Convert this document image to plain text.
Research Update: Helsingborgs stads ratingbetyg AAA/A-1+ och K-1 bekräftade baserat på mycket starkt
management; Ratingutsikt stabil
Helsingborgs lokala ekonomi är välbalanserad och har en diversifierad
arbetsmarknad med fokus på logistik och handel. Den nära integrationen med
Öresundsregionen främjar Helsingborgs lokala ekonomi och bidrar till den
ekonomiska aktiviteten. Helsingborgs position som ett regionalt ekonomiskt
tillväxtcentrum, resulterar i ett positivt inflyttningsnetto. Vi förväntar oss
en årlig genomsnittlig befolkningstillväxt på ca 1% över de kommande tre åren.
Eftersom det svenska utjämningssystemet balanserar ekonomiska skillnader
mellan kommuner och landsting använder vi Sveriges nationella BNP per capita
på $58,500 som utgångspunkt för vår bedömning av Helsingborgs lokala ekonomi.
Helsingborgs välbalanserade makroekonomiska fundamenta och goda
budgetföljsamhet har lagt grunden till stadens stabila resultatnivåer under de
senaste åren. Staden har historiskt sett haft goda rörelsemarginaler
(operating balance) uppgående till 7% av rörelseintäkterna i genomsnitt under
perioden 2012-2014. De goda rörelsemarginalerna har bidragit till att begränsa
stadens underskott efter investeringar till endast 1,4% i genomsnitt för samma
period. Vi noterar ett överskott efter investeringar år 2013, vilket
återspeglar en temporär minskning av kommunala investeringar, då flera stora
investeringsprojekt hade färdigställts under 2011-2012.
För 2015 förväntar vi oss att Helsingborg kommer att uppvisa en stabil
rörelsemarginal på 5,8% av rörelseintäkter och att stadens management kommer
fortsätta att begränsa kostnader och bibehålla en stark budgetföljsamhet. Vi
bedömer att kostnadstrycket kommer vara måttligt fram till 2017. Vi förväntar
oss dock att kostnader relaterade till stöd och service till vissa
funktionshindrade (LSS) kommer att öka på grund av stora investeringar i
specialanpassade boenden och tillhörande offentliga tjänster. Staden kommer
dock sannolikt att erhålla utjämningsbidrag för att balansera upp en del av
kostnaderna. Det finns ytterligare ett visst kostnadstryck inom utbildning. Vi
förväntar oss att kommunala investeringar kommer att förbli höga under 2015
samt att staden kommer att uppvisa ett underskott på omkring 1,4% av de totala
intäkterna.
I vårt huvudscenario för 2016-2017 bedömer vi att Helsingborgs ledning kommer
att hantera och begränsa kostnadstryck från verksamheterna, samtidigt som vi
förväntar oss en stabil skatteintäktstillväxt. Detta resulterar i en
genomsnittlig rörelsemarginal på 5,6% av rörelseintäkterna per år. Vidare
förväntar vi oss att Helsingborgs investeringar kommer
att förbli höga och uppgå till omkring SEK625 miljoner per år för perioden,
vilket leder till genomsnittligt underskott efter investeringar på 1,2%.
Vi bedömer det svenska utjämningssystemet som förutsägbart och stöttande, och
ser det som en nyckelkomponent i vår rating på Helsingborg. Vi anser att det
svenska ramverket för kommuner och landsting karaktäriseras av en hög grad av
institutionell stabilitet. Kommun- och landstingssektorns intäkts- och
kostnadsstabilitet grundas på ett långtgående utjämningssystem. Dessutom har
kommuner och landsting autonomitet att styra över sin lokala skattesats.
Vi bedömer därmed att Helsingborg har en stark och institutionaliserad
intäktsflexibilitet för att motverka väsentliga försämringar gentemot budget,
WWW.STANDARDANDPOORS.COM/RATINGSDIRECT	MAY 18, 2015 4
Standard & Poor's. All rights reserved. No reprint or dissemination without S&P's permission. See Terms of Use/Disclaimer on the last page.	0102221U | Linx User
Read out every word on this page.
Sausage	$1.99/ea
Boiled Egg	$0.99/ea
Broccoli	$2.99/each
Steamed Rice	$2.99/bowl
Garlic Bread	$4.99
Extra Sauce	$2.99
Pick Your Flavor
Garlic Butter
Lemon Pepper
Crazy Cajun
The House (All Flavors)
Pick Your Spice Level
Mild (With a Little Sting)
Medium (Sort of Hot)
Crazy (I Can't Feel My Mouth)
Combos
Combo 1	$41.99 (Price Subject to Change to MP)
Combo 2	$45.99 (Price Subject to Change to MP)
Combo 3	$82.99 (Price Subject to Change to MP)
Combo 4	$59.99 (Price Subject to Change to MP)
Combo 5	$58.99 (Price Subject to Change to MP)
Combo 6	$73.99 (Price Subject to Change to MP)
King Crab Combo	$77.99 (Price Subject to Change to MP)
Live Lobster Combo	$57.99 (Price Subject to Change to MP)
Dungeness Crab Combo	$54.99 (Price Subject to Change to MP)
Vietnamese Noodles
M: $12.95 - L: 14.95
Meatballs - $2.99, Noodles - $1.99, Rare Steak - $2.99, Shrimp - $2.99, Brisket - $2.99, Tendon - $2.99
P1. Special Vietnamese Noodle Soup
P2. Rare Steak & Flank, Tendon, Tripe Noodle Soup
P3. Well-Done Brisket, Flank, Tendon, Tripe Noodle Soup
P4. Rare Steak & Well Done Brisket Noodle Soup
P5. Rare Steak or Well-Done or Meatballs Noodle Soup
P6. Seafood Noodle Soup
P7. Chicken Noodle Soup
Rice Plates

* [Problem requirements]: Your answer should be an exact copy of the lines from the one with "Read out every word on this page." through the end of the material, with no other lines.

* [Answer box]:
Read out every word on this page.
Sausage	$1.99/ea
Boiled Egg	$0.99/ea
Broccoli	$2.99/each
Steamed Rice	$2.99/bowl
Garlic Bread	$4.99
Extra Sauce	$2.99
Pick Your Flavor
Garlic Butter
Lemon Pepper
Crazy Cajun
The House (All Flavors)
Pick Your Spice Level
Mild (With a Little Sting)
Medium (Sort of Hot)
Crazy (I Can't Feel My Mouth)
Combos
Combo 1	$41.99 (Price Subject to Change to MP)
Combo 2	$45.99 (Price Subject to Change to MP)
Combo 3	$82.99 (Price Subject to Change to MP)
Combo 4	$59.99 (Price Subject to Change to MP)
Combo 5	$58.99 (Price Subject to Change to MP)
Combo 6	$73.99 (Price Subject to Change to MP)
King Crab Combo	$77.99 (Price Subject to Change to MP)
Live Lobster Combo	$57.99 (Price Subject to Change to MP)
Dungeness Crab Combo	$54.99 (Price Subject to Change to MP)
Vietnamese Noodles
M: $12.95 - L: 14.95
Meatballs - $2.99, Noodles - $1.99, Rare Steak - $2.99, Shrimp - $2.99, Brisket - $2.99, Tendon - $2.99
P1. Special Vietnamese Noodle Soup
P2. Rare Steak & Flank, Tendon, Tripe Noodle Soup
P3. Well-Done Brisket, Flank, Tendon, Tripe Noodle Soup
P4. Rare Steak & Well Done Brisket Noodle Soup
P5. Rare Steak or Well-Done or Meatballs Noodle Soup
P6. Seafood Noodle Soup
P7. Chicken Noodle Soup
Rice Plates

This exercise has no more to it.